(Dataset items)
++++++++++++++++++++

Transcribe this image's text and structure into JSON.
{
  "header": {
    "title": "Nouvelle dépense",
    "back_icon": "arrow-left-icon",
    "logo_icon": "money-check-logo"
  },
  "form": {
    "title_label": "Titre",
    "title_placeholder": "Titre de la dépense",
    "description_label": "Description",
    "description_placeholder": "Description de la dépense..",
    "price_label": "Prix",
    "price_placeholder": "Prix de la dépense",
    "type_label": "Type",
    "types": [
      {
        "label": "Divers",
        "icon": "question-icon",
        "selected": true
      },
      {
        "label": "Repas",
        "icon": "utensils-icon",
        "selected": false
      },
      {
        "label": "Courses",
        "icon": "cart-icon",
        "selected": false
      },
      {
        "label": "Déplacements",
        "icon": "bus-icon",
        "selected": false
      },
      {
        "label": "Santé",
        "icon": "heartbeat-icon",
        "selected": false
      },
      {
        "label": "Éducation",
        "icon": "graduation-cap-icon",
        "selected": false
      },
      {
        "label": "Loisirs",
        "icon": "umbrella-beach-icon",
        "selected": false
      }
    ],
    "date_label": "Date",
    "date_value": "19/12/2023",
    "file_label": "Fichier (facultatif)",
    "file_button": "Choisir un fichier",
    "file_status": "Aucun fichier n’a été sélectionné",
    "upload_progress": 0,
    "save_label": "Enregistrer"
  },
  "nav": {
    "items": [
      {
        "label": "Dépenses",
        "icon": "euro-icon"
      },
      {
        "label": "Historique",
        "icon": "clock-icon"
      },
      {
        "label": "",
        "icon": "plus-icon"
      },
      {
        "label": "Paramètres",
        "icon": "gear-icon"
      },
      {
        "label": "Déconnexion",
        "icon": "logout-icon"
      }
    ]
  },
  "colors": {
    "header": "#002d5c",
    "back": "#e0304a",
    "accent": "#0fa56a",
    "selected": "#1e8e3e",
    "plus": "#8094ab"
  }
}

++++++++++++++++++++

What you have to do:
Repeat the data verbatim.

Answer:
Transcribe this image's text and structure into JSON.
{
  "header": {
    "title": "Nouvelle dépense",
    "back_icon": "arrow-left-icon",
    "logo_icon": "money-check-logo"
  },
  "form": {
    "title_label": "Titre",
    "title_placeholder": "Titre de la dépense",
    "description_label": "Description",
    "description_placeholder": "Description de la dépense..",
    "price_label": "Prix",
    "price_placeholder": "Prix de la dépense",
    "type_label": "Type",
    "types": [
      {
        "label": "Divers",
        "icon": "question-icon",
        "selected": true
      },
      {
        "label": "Repas",
        "icon": "utensils-icon",
        "selected": false
      },
      {
        "label": "Courses",
        "icon": "cart-icon",
        "selected": false
      },
      {
        "label": "Déplacements",
        "icon": "bus-icon",
        "selected": false
      },
      {
        "label": "Santé",
        "icon": "heartbeat-icon",
        "selected": false
      },
      {
        "label": "Éducation",
        "icon": "graduation-cap-icon",
        "selected": false
      },
      {
        "label": "Loisirs",
        "icon": "umbrella-beach-icon",
        "selected": false
      }
    ],
    "date_label": "Date",
    "date_value": "19/12/2023",
    "file_label": "Fichier (facultatif)",
    "file_button": "Choisir un fichier",
    "file_status": "Aucun fichier n’a été sélectionné",
    "upload_progress": 0,
    "save_label": "Enregistrer"
  },
  "nav": {
    "items": [
      {
        "label": "Dépenses",
        "icon": "euro-icon"
      },
      {
        "label": "Historique",
        "icon": "clock-icon"
      },
      {
        "label": "",
        "icon": "plus-icon"
      },
      {
        "label": "Paramètres",
        "icon": "gear-icon"
      },
      {
        "label": "Déconnexion",
        "icon": "logout-icon"
      }
    ]
  },
  "colors": {
    "header": "#002d5c",
    "back": "#e0304a",
    "accent": "#0fa56a",
    "selected": "#1e8e3e",
    "plus": "#8094ab"
  }
}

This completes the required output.